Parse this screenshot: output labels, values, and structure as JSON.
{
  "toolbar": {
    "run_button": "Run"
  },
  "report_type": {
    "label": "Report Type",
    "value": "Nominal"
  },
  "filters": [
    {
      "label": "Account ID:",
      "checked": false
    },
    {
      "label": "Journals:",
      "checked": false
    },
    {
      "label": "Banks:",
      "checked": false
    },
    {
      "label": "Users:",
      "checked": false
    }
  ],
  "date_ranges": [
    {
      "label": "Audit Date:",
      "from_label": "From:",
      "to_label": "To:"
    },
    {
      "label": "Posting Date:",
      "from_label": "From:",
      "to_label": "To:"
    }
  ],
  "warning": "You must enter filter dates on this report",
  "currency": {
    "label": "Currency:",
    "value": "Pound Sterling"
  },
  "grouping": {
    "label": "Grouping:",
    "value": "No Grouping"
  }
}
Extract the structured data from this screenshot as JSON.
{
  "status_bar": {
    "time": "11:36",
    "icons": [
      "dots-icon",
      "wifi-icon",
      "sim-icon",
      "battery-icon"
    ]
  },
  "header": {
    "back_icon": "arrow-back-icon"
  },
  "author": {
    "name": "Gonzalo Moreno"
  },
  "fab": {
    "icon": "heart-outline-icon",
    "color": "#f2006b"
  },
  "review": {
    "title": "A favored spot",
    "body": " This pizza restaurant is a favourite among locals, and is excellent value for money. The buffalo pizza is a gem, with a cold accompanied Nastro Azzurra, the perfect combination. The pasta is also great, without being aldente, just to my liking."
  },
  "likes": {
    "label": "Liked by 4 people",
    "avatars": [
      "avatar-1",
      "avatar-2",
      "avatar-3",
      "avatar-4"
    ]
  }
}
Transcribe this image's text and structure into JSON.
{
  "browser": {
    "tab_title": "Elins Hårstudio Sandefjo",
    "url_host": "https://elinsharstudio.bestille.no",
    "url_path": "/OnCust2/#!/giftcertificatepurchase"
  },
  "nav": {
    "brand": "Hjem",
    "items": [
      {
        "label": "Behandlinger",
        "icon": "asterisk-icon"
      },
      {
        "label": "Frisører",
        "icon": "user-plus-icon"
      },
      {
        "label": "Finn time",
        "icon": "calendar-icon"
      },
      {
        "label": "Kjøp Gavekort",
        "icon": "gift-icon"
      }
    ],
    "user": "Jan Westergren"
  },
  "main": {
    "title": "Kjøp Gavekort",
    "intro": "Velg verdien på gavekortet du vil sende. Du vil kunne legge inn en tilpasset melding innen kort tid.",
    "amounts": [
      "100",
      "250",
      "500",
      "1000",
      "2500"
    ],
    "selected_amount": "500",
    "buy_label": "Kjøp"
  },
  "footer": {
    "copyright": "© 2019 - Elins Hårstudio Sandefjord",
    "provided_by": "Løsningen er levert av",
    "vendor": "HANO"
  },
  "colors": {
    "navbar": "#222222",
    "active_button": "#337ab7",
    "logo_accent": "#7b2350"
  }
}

☆ ☆ ☆ ☆ ☆ ☆ ☆

**DO THIS:** Quote each line above in full, word for word.

**SOLUTION:**
Parse this screenshot: output labels, values, and structure as JSON.
{
  "toolbar": {
    "run_button": "Run"
  },
  "report_type": {
    "label": "Report Type",
    "value": "Nominal"
  },
  "filters": [
    {
      "label": "Account ID:",
      "checked": false
    },
    {
      "label": "Journals:",
      "checked": false
    },
    {
      "label": "Banks:",
      "checked": false
    },
    {
      "label": "Users:",
      "checked": false
    }
  ],
  "date_ranges": [
    {
      "label": "Audit Date:",
      "from_label": "From:",
      "to_label": "To:"
    },
    {
      "label": "Posting Date:",
      "from_label": "From:",
      "to_label": "To:"
    }
  ],
  "warning": "You must enter filter dates on this report",
  "currency": {
    "label": "Currency:",
    "value": "Pound Sterling"
  },
  "grouping": {
    "label": "Grouping:",
    "value": "No Grouping"
  }
}
Extract the structured data from this screenshot as JSON.
{
  "status_bar": {
    "time": "11:36",
    "icons": [
      "dots-icon",
      "wifi-icon",
      "sim-icon",
      "battery-icon"
    ]
  },
  "header": {
    "back_icon": "arrow-back-icon"
  },
  "author": {
    "name": "Gonzalo Moreno"
  },
  "fab": {
    "icon": "heart-outline-icon",
    "color": "#f2006b"
  },
  "review": {
    "title": "A favored spot",
    "body": " This pizza restaurant is a favourite among locals, and is excellent value for money. The buffalo pizza is a gem, with a cold accompanied Nastro Azzurra, the perfect combination. The pasta is also great, without being aldente, just to my liking."
  },
  "likes": {
    "label": "Liked by 4 people",
    "avatars": [
      "avatar-1",
      "avatar-2",
      "avatar-3",
      "avatar-4"
    ]
  }
}
Transcribe this image's text and structure into JSON.
{
  "browser": {
    "tab_title": "Elins Hårstudio Sandefjo",
    "url_host": "https://elinsharstudio.bestille.no",
    "url_path": "/OnCust2/#!/giftcertificatepurchase"
  },
  "nav": {
    "brand": "Hjem",
    "items": [
      {
        "label": "Behandlinger",
        "icon": "asterisk-icon"
      },
      {
        "label": "Frisører",
        "icon": "user-plus-icon"
      },
      {
        "label": "Finn time",
        "icon": "calendar-icon"
      },
      {
        "label": "Kjøp Gavekort",
        "icon": "gift-icon"
      }
    ],
    "user": "Jan Westergren"
  },
  "main": {
    "title": "Kjøp Gavekort",
    "intro": "Velg verdien på gavekortet du vil sende. Du vil kunne legge inn en tilpasset melding innen kort tid.",
    "amounts": [
      "100",
      "250",
      "500",
      "1000",
      "2500"
    ],
    "selected_amount": "500",
    "buy_label": "Kjøp"
  },
  "footer": {
    "copyright": "© 2019 - Elins Hårstudio Sandefjord",
    "provided_by": "Løsningen er levert av",
    "vendor": "HANO"
  },
  "colors": {
    "navbar": "#222222",
    "active_button": "#337ab7",
    "logo_accent": "#7b2350"
  }
}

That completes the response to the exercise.